_TASK DETAILS_. Extract each line where the string "watermark" shows up.

_ROWS_.

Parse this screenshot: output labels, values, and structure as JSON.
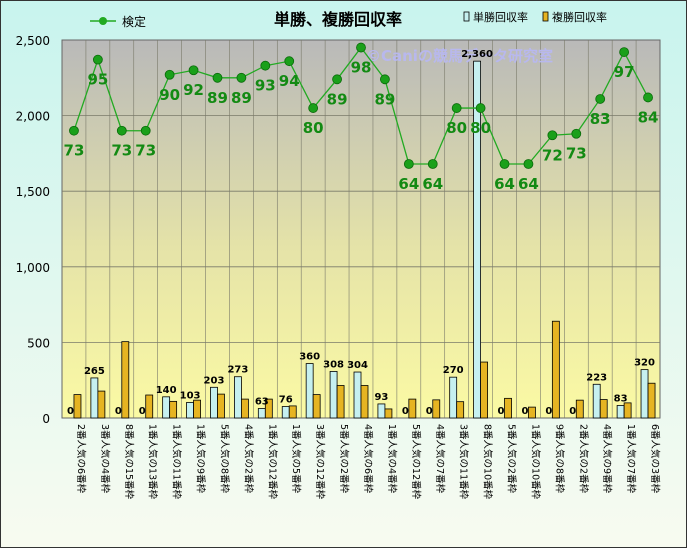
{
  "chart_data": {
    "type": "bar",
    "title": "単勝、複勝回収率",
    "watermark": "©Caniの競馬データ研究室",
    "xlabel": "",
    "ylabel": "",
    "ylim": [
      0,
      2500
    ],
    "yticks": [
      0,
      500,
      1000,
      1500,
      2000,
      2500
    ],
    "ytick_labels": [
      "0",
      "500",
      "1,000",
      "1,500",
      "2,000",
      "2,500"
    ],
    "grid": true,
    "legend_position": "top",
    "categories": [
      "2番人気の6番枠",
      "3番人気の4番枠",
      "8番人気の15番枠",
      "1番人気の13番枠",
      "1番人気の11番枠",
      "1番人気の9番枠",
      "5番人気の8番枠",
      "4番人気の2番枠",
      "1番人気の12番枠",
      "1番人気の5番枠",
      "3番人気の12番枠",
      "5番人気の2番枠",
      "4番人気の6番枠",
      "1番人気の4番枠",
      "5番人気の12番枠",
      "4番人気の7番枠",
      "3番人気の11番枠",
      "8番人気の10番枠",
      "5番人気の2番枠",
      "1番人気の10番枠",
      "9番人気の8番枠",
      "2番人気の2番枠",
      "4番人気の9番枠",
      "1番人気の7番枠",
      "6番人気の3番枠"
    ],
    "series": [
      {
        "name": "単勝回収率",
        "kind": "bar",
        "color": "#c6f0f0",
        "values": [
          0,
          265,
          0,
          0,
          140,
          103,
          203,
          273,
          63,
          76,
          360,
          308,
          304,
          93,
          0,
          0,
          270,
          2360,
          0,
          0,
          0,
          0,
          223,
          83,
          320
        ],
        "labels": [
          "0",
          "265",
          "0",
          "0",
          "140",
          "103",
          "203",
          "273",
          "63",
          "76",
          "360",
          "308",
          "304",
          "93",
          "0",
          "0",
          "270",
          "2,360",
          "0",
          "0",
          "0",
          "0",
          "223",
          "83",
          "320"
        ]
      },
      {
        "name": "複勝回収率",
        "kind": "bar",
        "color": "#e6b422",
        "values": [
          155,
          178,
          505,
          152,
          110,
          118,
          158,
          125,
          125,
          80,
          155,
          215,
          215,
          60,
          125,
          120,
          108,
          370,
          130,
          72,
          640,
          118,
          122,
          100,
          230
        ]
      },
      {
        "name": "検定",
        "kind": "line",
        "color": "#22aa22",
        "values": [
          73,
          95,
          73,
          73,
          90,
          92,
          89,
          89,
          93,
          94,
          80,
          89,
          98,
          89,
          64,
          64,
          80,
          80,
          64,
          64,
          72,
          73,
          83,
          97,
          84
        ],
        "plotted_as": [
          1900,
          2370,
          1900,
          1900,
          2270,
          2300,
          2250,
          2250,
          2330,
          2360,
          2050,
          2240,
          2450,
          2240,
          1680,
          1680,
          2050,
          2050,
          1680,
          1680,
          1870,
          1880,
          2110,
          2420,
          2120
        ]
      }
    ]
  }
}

---

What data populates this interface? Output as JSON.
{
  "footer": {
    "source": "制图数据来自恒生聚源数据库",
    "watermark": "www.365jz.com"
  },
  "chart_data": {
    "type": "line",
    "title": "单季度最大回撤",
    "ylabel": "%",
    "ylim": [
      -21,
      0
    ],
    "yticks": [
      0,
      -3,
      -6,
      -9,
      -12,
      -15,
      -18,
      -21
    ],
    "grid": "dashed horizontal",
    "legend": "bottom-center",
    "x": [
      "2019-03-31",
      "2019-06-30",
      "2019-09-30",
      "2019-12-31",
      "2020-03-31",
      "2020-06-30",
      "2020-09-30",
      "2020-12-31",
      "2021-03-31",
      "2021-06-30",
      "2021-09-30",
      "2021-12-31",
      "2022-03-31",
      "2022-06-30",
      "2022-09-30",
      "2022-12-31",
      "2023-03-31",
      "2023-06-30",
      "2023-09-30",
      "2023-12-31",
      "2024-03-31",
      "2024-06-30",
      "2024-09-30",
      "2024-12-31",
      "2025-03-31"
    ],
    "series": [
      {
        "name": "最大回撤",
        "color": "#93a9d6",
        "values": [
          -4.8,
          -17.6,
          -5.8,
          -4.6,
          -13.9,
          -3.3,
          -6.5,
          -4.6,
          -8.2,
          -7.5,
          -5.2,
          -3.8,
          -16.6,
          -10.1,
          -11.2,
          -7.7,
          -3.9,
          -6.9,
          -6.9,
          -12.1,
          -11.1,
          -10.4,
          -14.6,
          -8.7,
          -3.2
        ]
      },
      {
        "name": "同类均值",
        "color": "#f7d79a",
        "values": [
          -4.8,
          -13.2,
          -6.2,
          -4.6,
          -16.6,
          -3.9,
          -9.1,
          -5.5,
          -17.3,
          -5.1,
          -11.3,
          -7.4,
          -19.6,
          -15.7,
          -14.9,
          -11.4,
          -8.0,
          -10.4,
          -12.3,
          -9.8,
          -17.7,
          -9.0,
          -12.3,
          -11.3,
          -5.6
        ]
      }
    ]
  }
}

_COMPLETED EXERCISE_.
    "watermark": "©Caniの競馬データ研究室",
    "watermark": "www.365jz.com"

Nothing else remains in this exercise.